#### Data lines
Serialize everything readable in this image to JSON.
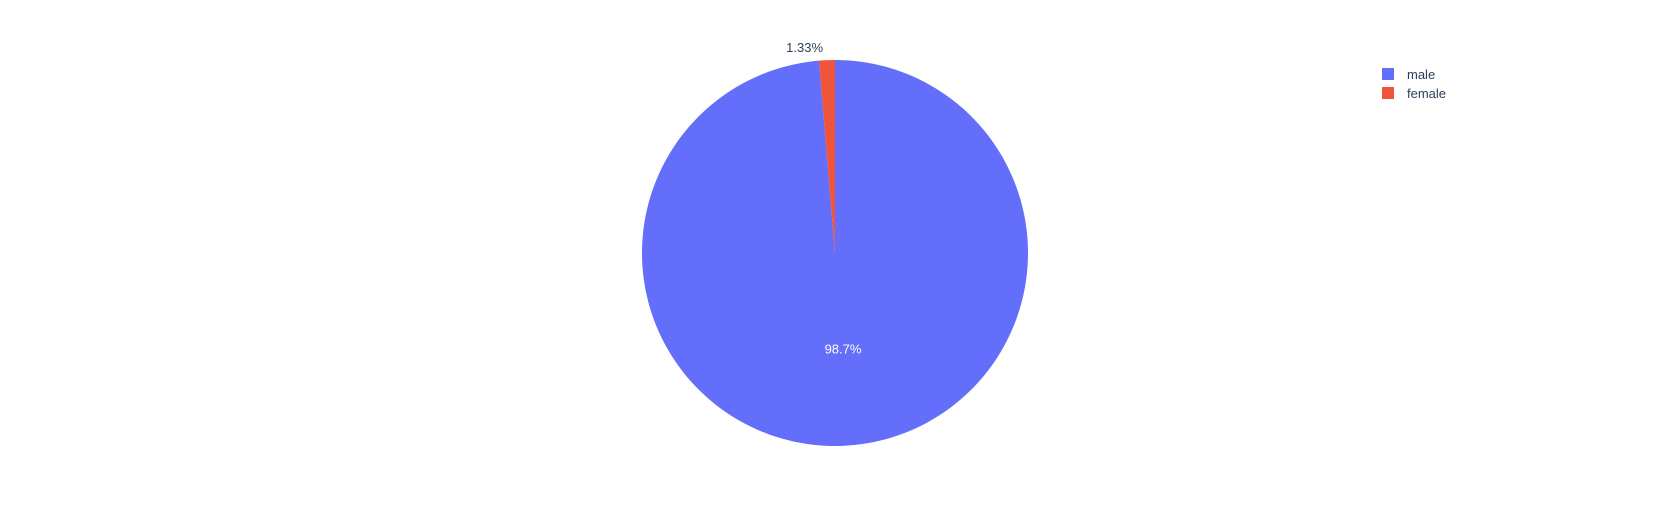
{
  "chart_data": {
    "type": "pie",
    "labels": [
      "male",
      "female"
    ],
    "values": [
      98.67,
      1.33
    ],
    "text_labels": [
      "98.7%",
      "1.33%"
    ],
    "colors": [
      "#636efa",
      "#ef553b"
    ],
    "direction": "clockwise",
    "legend_position": "top-right"
  }
}
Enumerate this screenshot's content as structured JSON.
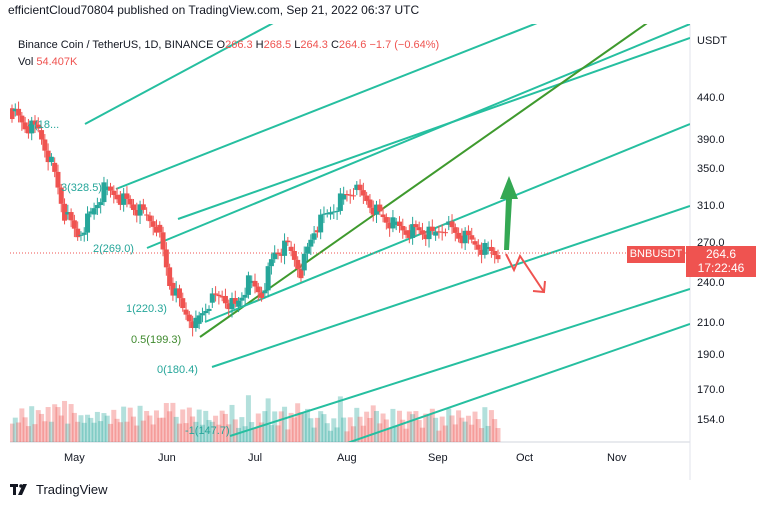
{
  "header": {
    "publisher": "efficientCloud70804 published on TradingView.com, Sep 21, 2022 06:37 UTC"
  },
  "legend": {
    "symbol": "Binance Coin / TetherUS, 1D, BINANCE",
    "o_label": "O",
    "o": "266.3",
    "h_label": "H",
    "h": "268.5",
    "l_label": "L",
    "l": "264.3",
    "c_label": "C",
    "c": "264.6",
    "change": "−1.7 (−0.64%)",
    "vol_label": "Vol",
    "vol": "54.407K"
  },
  "price_axis": {
    "currency": "USDT",
    "ticks": [
      "440.0",
      "390.0",
      "350.0",
      "310.0",
      "270.0",
      "240.0",
      "210.0",
      "190.0",
      "170.0",
      "154.0"
    ]
  },
  "time_axis": {
    "ticks": [
      "May",
      "Jun",
      "Jul",
      "Aug",
      "Sep",
      "Oct",
      "Nov"
    ]
  },
  "price_tag": {
    "symbol": "BNBUSDT",
    "price": "264.6",
    "countdown": "17:22:46"
  },
  "fib_labels": [
    "4(18...",
    "3(328.5)",
    "2(269.0)",
    "1(220.3)",
    "0.5(199.3)",
    "0(180.4)",
    "-1(147.7)"
  ],
  "brand": {
    "name": "TradingView"
  },
  "colors": {
    "up": "#26a69a",
    "down": "#ef5350",
    "channel": "#26bfa0",
    "median": "#3f9a2e",
    "arrow_up": "#34a853",
    "arrow_down": "#ef5350"
  },
  "chart_data": {
    "type": "candlestick",
    "title": "Binance Coin / TetherUS, 1D, BINANCE",
    "ylabel": "USDT",
    "scale": "log",
    "ylim": [
      140,
      560
    ],
    "series": [
      {
        "x": "Apr 25",
        "close": 420
      },
      {
        "x": "May 1",
        "close": 400
      },
      {
        "x": "May 5",
        "close": 395
      },
      {
        "x": "May 8",
        "close": 355
      },
      {
        "x": "May 10",
        "close": 300
      },
      {
        "x": "May 12",
        "close": 280
      },
      {
        "x": "May 15",
        "close": 300
      },
      {
        "x": "May 20",
        "close": 325
      },
      {
        "x": "May 25",
        "close": 320
      },
      {
        "x": "May 30",
        "close": 310
      },
      {
        "x": "Jun 5",
        "close": 300
      },
      {
        "x": "Jun 10",
        "close": 290
      },
      {
        "x": "Jun 13",
        "close": 240
      },
      {
        "x": "Jun 15",
        "close": 220
      },
      {
        "x": "Jun 18",
        "close": 210
      },
      {
        "x": "Jun 22",
        "close": 225
      },
      {
        "x": "Jun 27",
        "close": 230
      },
      {
        "x": "Jul 2",
        "close": 222
      },
      {
        "x": "Jul 8",
        "close": 240
      },
      {
        "x": "Jul 12",
        "close": 232
      },
      {
        "x": "Jul 18",
        "close": 265
      },
      {
        "x": "Jul 22",
        "close": 270
      },
      {
        "x": "Jul 26",
        "close": 250
      },
      {
        "x": "Jul 30",
        "close": 285
      },
      {
        "x": "Aug 5",
        "close": 300
      },
      {
        "x": "Aug 10",
        "close": 315
      },
      {
        "x": "Aug 15",
        "close": 325
      },
      {
        "x": "Aug 19",
        "close": 315
      },
      {
        "x": "Aug 22",
        "close": 300
      },
      {
        "x": "Aug 26",
        "close": 290
      },
      {
        "x": "Aug 30",
        "close": 285
      },
      {
        "x": "Sep 3",
        "close": 285
      },
      {
        "x": "Sep 7",
        "close": 280
      },
      {
        "x": "Sep 10",
        "close": 290
      },
      {
        "x": "Sep 13",
        "close": 280
      },
      {
        "x": "Sep 16",
        "close": 275
      },
      {
        "x": "Sep 19",
        "close": 268
      },
      {
        "x": "Sep 21",
        "close": 264.6
      }
    ]
  }
}
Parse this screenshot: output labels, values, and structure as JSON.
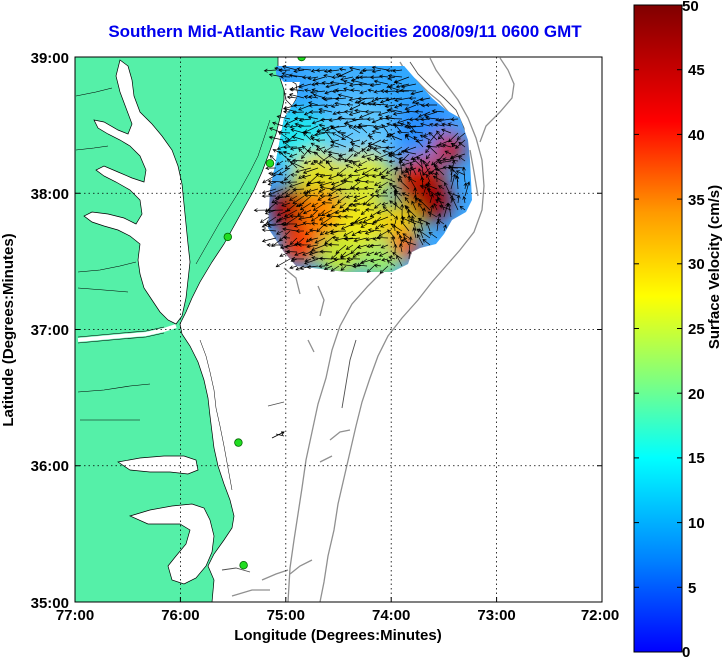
{
  "title": "Southern Mid-Atlantic Raw Velocities 2008/09/11 0600 GMT",
  "x_axis": {
    "label": "Longitude (Degrees:Minutes)",
    "ticks": [
      "77:00",
      "76:00",
      "75:00",
      "74:00",
      "73:00",
      "72:00"
    ]
  },
  "y_axis": {
    "label": "Latitude (Degrees:Minutes)",
    "ticks": [
      "39:00",
      "38:00",
      "37:00",
      "36:00",
      "35:00"
    ]
  },
  "colorbar": {
    "label": "Surface Velocity (cm/s)",
    "ticks": [
      "50",
      "45",
      "40",
      "35",
      "30",
      "25",
      "20",
      "15",
      "10",
      "5",
      "0"
    ],
    "min": 0,
    "max": 50,
    "colors": [
      "#0000ff",
      "#00bfff",
      "#00ffff",
      "#7fff7f",
      "#ffff00",
      "#ff7f00",
      "#ff0000",
      "#7f0000"
    ]
  },
  "colors": {
    "land": "#55f0a8",
    "ocean": "#ffffff",
    "title": "#0000ee",
    "arrow": "#000000",
    "contour": "#808080",
    "station": "#22dd22"
  },
  "chart_data": {
    "type": "heatmap",
    "title": "Southern Mid-Atlantic Raw Velocities 2008/09/11 0600 GMT",
    "xlabel": "Longitude (Degrees:Minutes)",
    "ylabel": "Latitude (Degrees:Minutes)",
    "xlim": [
      -77,
      -72
    ],
    "ylim": [
      35,
      39
    ],
    "grid": true,
    "colorbar_label": "Surface Velocity (cm/s)",
    "clim": [
      0,
      50
    ],
    "stations": [
      {
        "lon": -74.85,
        "lat": 39.0
      },
      {
        "lon": -75.15,
        "lat": 38.22
      },
      {
        "lon": -75.55,
        "lat": 37.68
      },
      {
        "lon": -75.45,
        "lat": 36.17
      },
      {
        "lon": -75.4,
        "lat": 35.27
      }
    ],
    "fields": [
      {
        "lon": -74.55,
        "lat": 38.75,
        "speed": 8
      },
      {
        "lon": -74.3,
        "lat": 38.7,
        "speed": 10
      },
      {
        "lon": -74.0,
        "lat": 38.7,
        "speed": 9
      },
      {
        "lon": -74.8,
        "lat": 38.45,
        "speed": 10
      },
      {
        "lon": -74.3,
        "lat": 38.4,
        "speed": 12
      },
      {
        "lon": -73.75,
        "lat": 38.45,
        "speed": 8
      },
      {
        "lon": -73.5,
        "lat": 38.25,
        "speed": 40
      },
      {
        "lon": -74.7,
        "lat": 38.1,
        "speed": 26
      },
      {
        "lon": -74.3,
        "lat": 38.05,
        "speed": 24
      },
      {
        "lon": -75.0,
        "lat": 37.8,
        "speed": 45
      },
      {
        "lon": -74.7,
        "lat": 37.8,
        "speed": 30
      },
      {
        "lon": -74.3,
        "lat": 37.7,
        "speed": 22
      },
      {
        "lon": -73.8,
        "lat": 37.85,
        "speed": 46
      },
      {
        "lon": -74.05,
        "lat": 37.55,
        "speed": 38
      },
      {
        "lon": -74.6,
        "lat": 37.5,
        "speed": 20
      }
    ]
  }
}
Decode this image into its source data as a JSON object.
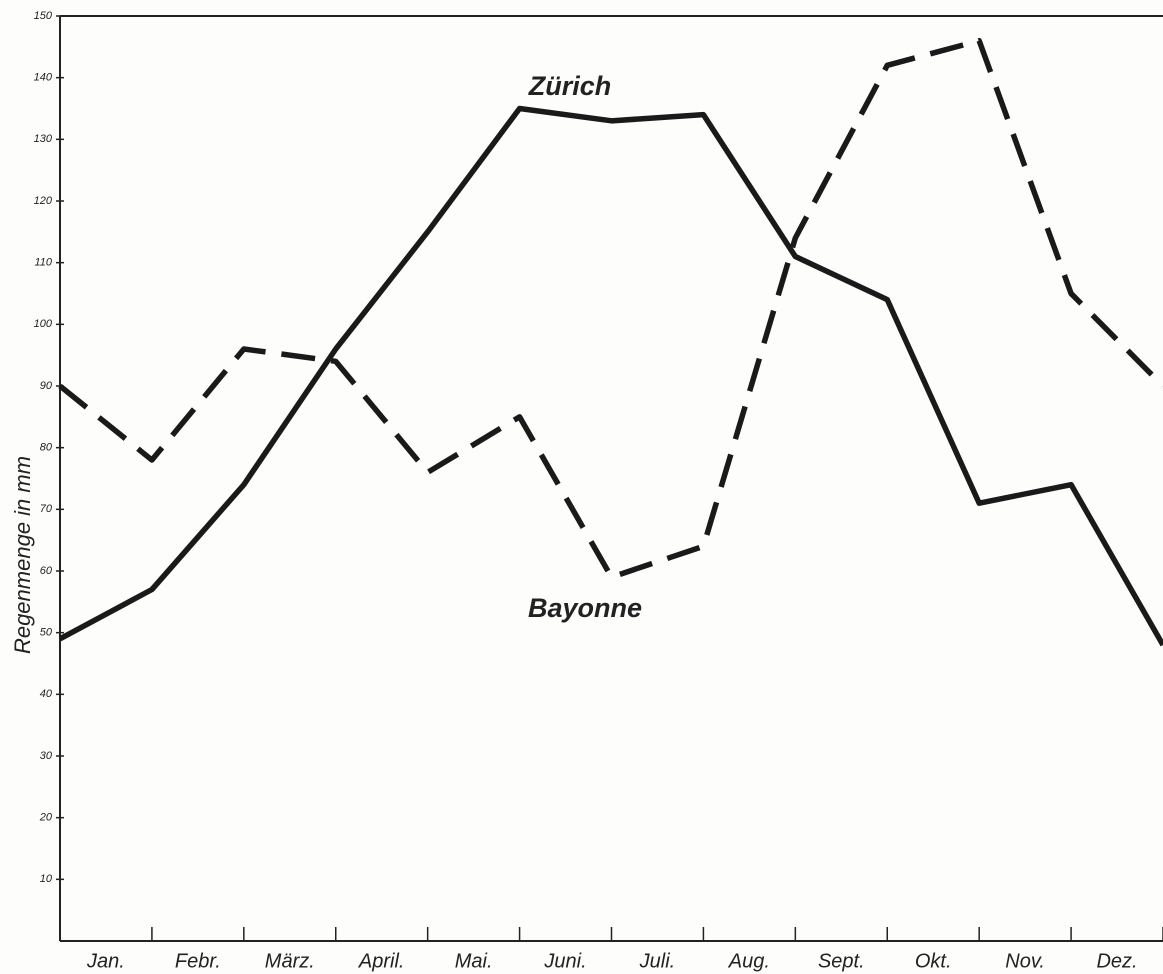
{
  "chart_data": {
    "type": "line",
    "y_label": "Regenmenge in mm",
    "annotations": [
      "Zürich",
      "Bayonne"
    ],
    "x": [
      0,
      1,
      2,
      3,
      4,
      5,
      6,
      7,
      8,
      9,
      10,
      11,
      12
    ],
    "xlim": [
      0,
      12
    ],
    "xticks": [
      {
        "value": 0.5,
        "label": "Jan."
      },
      {
        "value": 1.5,
        "label": "Febr."
      },
      {
        "value": 2.5,
        "label": "März."
      },
      {
        "value": 3.5,
        "label": "April."
      },
      {
        "value": 4.5,
        "label": "Mai."
      },
      {
        "value": 5.5,
        "label": "Juni."
      },
      {
        "value": 6.5,
        "label": "Juli."
      },
      {
        "value": 7.5,
        "label": "Aug."
      },
      {
        "value": 8.5,
        "label": "Sept."
      },
      {
        "value": 9.5,
        "label": "Okt."
      },
      {
        "value": 10.5,
        "label": "Nov."
      },
      {
        "value": 11.5,
        "label": "Dez."
      }
    ],
    "ylim": [
      0,
      150
    ],
    "yticks": [
      10,
      20,
      30,
      40,
      50,
      60,
      70,
      80,
      90,
      100,
      110,
      120,
      130,
      140,
      150
    ],
    "series": [
      {
        "name": "Zürich",
        "color": "#1a1a1a",
        "dashed": false,
        "values": [
          49,
          57,
          74,
          96,
          115,
          135,
          133,
          134,
          111,
          104,
          71,
          74,
          48
        ]
      },
      {
        "name": "Bayonne",
        "color": "#1a1a1a",
        "dashed": true,
        "values": [
          90,
          78,
          96,
          94,
          76,
          85,
          59,
          64,
          114,
          142,
          146,
          105,
          90
        ]
      }
    ]
  }
}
########
Exactly as they appear, repeat the lines from the one containing "Decode this image" through the last line of the entries, counting both ends. Pictures stay out.

■ Full response ■
Decode this image into its source data as a JSON object.
{
  "chart_data": {
    "type": "line",
    "y_label": "Regenmenge in mm",
    "annotations": [
      "Zürich",
      "Bayonne"
    ],
    "x": [
      0,
      1,
      2,
      3,
      4,
      5,
      6,
      7,
      8,
      9,
      10,
      11,
      12
    ],
    "xlim": [
      0,
      12
    ],
    "xticks": [
      {
        "value": 0.5,
        "label": "Jan."
      },
      {
        "value": 1.5,
        "label": "Febr."
      },
      {
        "value": 2.5,
        "label": "März."
      },
      {
        "value": 3.5,
        "label": "April."
      },
      {
        "value": 4.5,
        "label": "Mai."
      },
      {
        "value": 5.5,
        "label": "Juni."
      },
      {
        "value": 6.5,
        "label": "Juli."
      },
      {
        "value": 7.5,
        "label": "Aug."
      },
      {
        "value": 8.5,
        "label": "Sept."
      },
      {
        "value": 9.5,
        "label": "Okt."
      },
      {
        "value": 10.5,
        "label": "Nov."
      },
      {
        "value": 11.5,
        "label": "Dez."
      }
    ],
    "ylim": [
      0,
      150
    ],
    "yticks": [
      10,
      20,
      30,
      40,
      50,
      60,
      70,
      80,
      90,
      100,
      110,
      120,
      130,
      140,
      150
    ],
    "series": [
      {
        "name": "Zürich",
        "color": "#1a1a1a",
        "dashed": false,
        "values": [
          49,
          57,
          74,
          96,
          115,
          135,
          133,
          134,
          111,
          104,
          71,
          74,
          48
        ]
      },
      {
        "name": "Bayonne",
        "color": "#1a1a1a",
        "dashed": true,
        "values": [
          90,
          78,
          96,
          94,
          76,
          85,
          59,
          64,
          114,
          142,
          146,
          105,
          90
        ]
      }
    ]
  }
}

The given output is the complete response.